(Saved entries)
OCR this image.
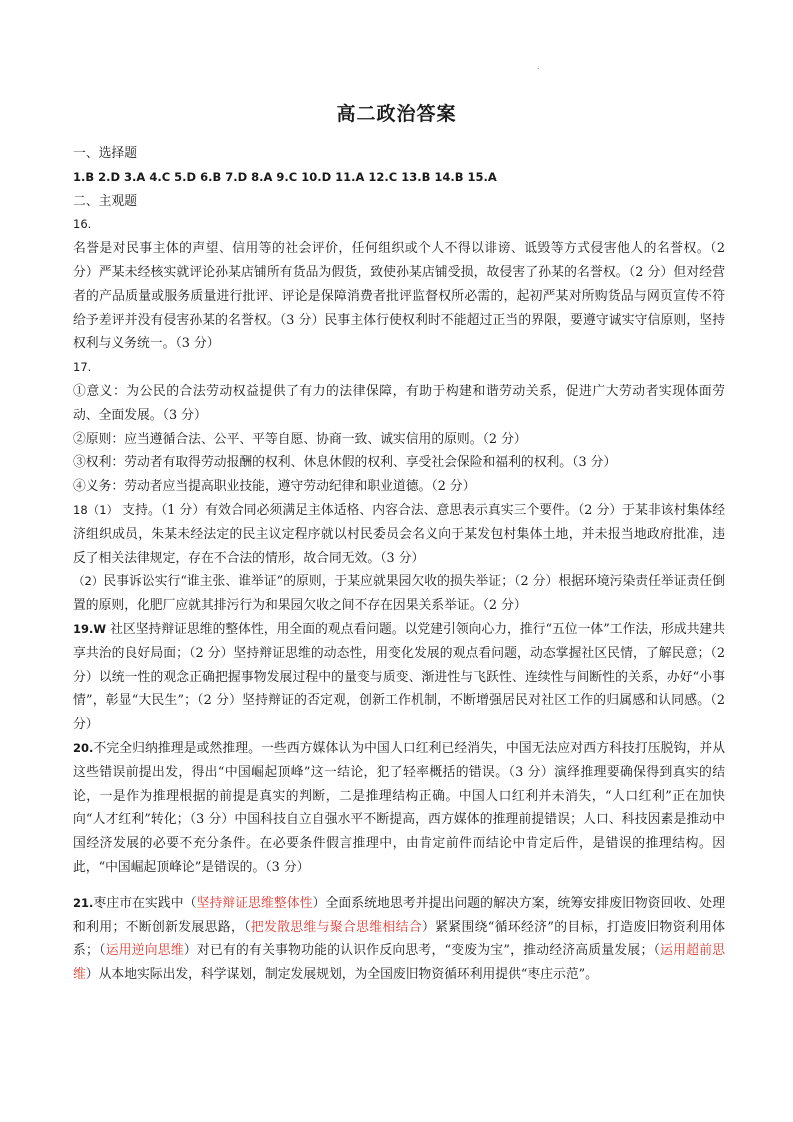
.
高二政治答案

一、选择题

1.B 2.D 3.A 4.C 5.D 6.B 7.D 8.A 9.C 10.D 11.A 12.C 13.B 14.B 15.A

二、主观题

16.

名誉是对民事主体的声望、信用等的社会评价，任何组织或个人不得以诽谤、诋毁等方式侵害他人的名誉权。（2 分）严某未经核实就评论孙某店铺所有货品为假货，致使孙某店铺受损，故侵害了孙某的名誉权。（2 分）但对经营者的产品质量或服务质量进行批评、评论是保障消费者批评监督权所必需的，起初严某对所购货品与网页宣传不符给予差评并没有侵害孙某的名誉权。（3 分）民事主体行使权利时不能超过正当的界限，要遵守诚实守信原则，坚持权利与义务统一。（3 分）

17.

①意义：为公民的合法劳动权益提供了有力的法律保障，有助于构建和谐劳动关系，促进广大劳动者实现体面劳动、全面发展。（3 分）

②原则：应当遵循合法、公平、平等自愿、协商一致、诚实信用的原则。（2 分）

③权利：劳动者有取得劳动报酬的权利、休息休假的权利、享受社会保险和福利的权利。（3 分）

④义务：劳动者应当提高职业技能，遵守劳动纪律和职业道德。（2 分）

18（1） 支持。（1 分）有效合同必须满足主体适格、内容合法、意思表示真实三个要件。（2 分）于某非该村集体经济组织成员，朱某未经法定的民主议定程序就以村民委员会名义向于某发包村集体土地，并未报当地政府批准，违反了相关法律规定，存在不合法的情形，故合同无效。（3 分）

（2）民事诉讼实行“谁主张、谁举证”的原则，于某应就果园欠收的损失举证；（2 分）根据环境污染责任举证责任倒置的原则，化肥厂应就其排污行为和果园欠收之间不存在因果关系举证。（2 分）

19.W 社区坚持辩证思维的整体性，用全面的观点看问题。以党建引领向心力，推行“五位一体”工作法，形成共建共享共治的良好局面；（2 分）坚持辩证思维的动态性，用变化发展的观点看问题，动态掌握社区民情，了解民意；（2 分）以统一性的观念正确把握事物发展过程中的量变与质变、渐进性与飞跃性、连续性与间断性的关系，办好“小事情”，彰显“大民生”；（2 分）坚持辩证的否定观，创新工作机制，不断增强居民对社区工作的归属感和认同感。（2 分）

20.不完全归纳推理是或然推理。一些西方媒体认为中国人口红利已经消失，中国无法应对西方科技打压脱钩，并从这些错误前提出发，得出“中国崛起顶峰”这一结论，犯了轻率概括的错误。（3 分）演绎推理要确保得到真实的结论，一是作为推理根据的前提是真实的判断，二是推理结构正确。中国人口红利并未消失，“人口红利”正在加快向“人才红利”转化；（3 分）中国科技自立自强水平不断提高，西方媒体的推理前提错误；人口、科技因素是推动中国经济发展的必要不充分条件。在必要条件假言推理中，由肯定前件而结论中肯定后件，是错误的推理结构。因此，“中国崛起顶峰论”是错误的。（3 分）

21.枣庄市在实践中（坚持辩证思维整体性）全面系统地思考并提出问题的解决方案，统筹安排废旧物资回收、处理和利用；不断创新发展思路，（把发散思维与聚合思维相结合）紧紧围绕“循环经济”的目标，打造废旧物资利用体系；（运用逆向思维）对已有的有关事物功能的认识作反向思考，“变废为宝”，推动经济高质量发展；（运用超前思维）从本地实际出发，科学谋划，制定发展规划，为全国废旧物资循环利用提供“枣庄示范”。
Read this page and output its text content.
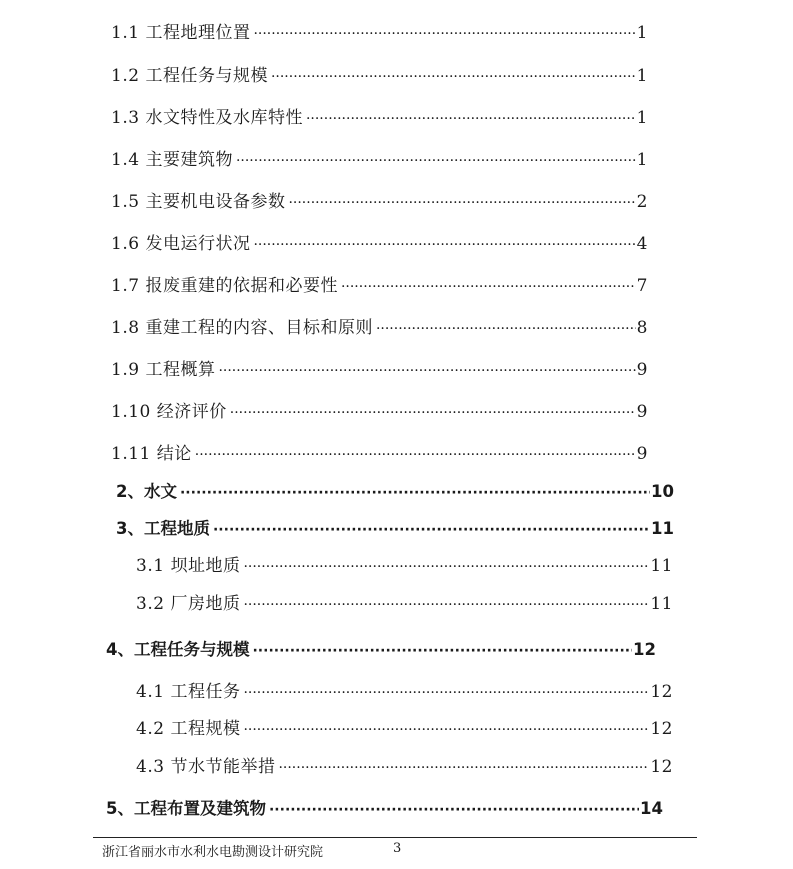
1.1 工程地理位置 ·····	1
1.2 工程任务与规模 ·····	1
1.3 水文特性及水库特性 ·····	1
1.4 主要建筑物 ·····	1
1.5 主要机电设备参数 ·····	2
1.6 发电运行状况 ·····	4
1.7 报废重建的依据和必要性 ·····	7
1.8 重建工程的内容、目标和原则 ·····	8
1.9 工程概算 ·····	9
1.10 经济评价 ·····	9
1.11 结论 ·····	9
2、水文 ·····	10
3、工程地质 ·····	11
3.1 坝址地质 ·····	11
3.2 厂房地质 ·····	11
4、工程任务与规模 ·····	12
4.1 工程任务 ·····	12
4.2 工程规模 ·····	12
4.3 节水节能举措 ·····	12
5、工程布置及建筑物 ·····	14
浙江省丽水市水利水电勘测设计研究院	3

Exercise prompt: Using the material above, retype each entry exactly and omit the pictures.

Written reply:
OCR this image.
.
高二政治答案

一、选择题

1.B 2.D 3.A 4.C 5.D 6.B 7.D 8.A 9.C 10.D 11.A 12.C 13.B 14.B 15.A

二、主观题

16.

名誉是对民事主体的声望、信用等的社会评价，任何组织或个人不得以诽谤、诋毁等方式侵害他人的名誉权。（2 分）严某未经核实就评论孙某店铺所有货品为假货，致使孙某店铺受损，故侵害了孙某的名誉权。（2 分）但对经营者的产品质量或服务质量进行批评、评论是保障消费者批评监督权所必需的，起初严某对所购货品与网页宣传不符给予差评并没有侵害孙某的名誉权。（3 分）民事主体行使权利时不能超过正当的界限，要遵守诚实守信原则，坚持权利与义务统一。（3 分）

17.

①意义：为公民的合法劳动权益提供了有力的法律保障，有助于构建和谐劳动关系，促进广大劳动者实现体面劳动、全面发展。（3 分）

②原则：应当遵循合法、公平、平等自愿、协商一致、诚实信用的原则。（2 分）

③权利：劳动者有取得劳动报酬的权利、休息休假的权利、享受社会保险和福利的权利。（3 分）

④义务：劳动者应当提高职业技能，遵守劳动纪律和职业道德。（2 分）

18（1） 支持。（1 分）有效合同必须满足主体适格、内容合法、意思表示真实三个要件。（2 分）于某非该村集体经济组织成员，朱某未经法定的民主议定程序就以村民委员会名义向于某发包村集体土地，并未报当地政府批准，违反了相关法律规定，存在不合法的情形，故合同无效。（3 分）

（2）民事诉讼实行“谁主张、谁举证”的原则，于某应就果园欠收的损失举证；（2 分）根据环境污染责任举证责任倒置的原则，化肥厂应就其排污行为和果园欠收之间不存在因果关系举证。（2 分）

19.W 社区坚持辩证思维的整体性，用全面的观点看问题。以党建引领向心力，推行“五位一体”工作法，形成共建共享共治的良好局面；（2 分）坚持辩证思维的动态性，用变化发展的观点看问题，动态掌握社区民情，了解民意；（2 分）以统一性的观念正确把握事物发展过程中的量变与质变、渐进性与飞跃性、连续性与间断性的关系，办好“小事情”，彰显“大民生”；（2 分）坚持辩证的否定观，创新工作机制，不断增强居民对社区工作的归属感和认同感。（2 分）

20.不完全归纳推理是或然推理。一些西方媒体认为中国人口红利已经消失，中国无法应对西方科技打压脱钩，并从这些错误前提出发，得出“中国崛起顶峰”这一结论，犯了轻率概括的错误。（3 分）演绎推理要确保得到真实的结论，一是作为推理根据的前提是真实的判断，二是推理结构正确。中国人口红利并未消失，“人口红利”正在加快向“人才红利”转化；（3 分）中国科技自立自强水平不断提高，西方媒体的推理前提错误；人口、科技因素是推动中国经济发展的必要不充分条件。在必要条件假言推理中，由肯定前件而结论中肯定后件，是错误的推理结构。因此，“中国崛起顶峰论”是错误的。（3 分）

21.枣庄市在实践中（坚持辩证思维整体性）全面系统地思考并提出问题的解决方案，统筹安排废旧物资回收、处理和利用；不断创新发展思路，（把发散思维与聚合思维相结合）紧紧围绕“循环经济”的目标，打造废旧物资利用体系；（运用逆向思维）对已有的有关事物功能的认识作反向思考，“变废为宝”，推动经济高质量发展；（运用超前思维）从本地实际出发，科学谋划，制定发展规划，为全国废旧物资循环利用提供“枣庄示范”。
Read this page and output its text content.
1.1 工程地理位置 ·····	1
1.2 工程任务与规模 ·····	1
1.3 水文特性及水库特性 ·····	1
1.4 主要建筑物 ·····	1
1.5 主要机电设备参数 ·····	2
1.6 发电运行状况 ·····	4
1.7 报废重建的依据和必要性 ·····	7
1.8 重建工程的内容、目标和原则 ·····	8
1.9 工程概算 ·····	9
1.10 经济评价 ·····	9
1.11 结论 ·····	9
2、水文 ·····	10
3、工程地质 ·····	11
3.1 坝址地质 ·····	11
3.2 厂房地质 ·····	11
4、工程任务与规模 ·····	12
4.1 工程任务 ·····	12
4.2 工程规模 ·····	12
4.3 节水节能举措 ·····	12
5、工程布置及建筑物 ·····	14
浙江省丽水市水利水电勘测设计研究院	3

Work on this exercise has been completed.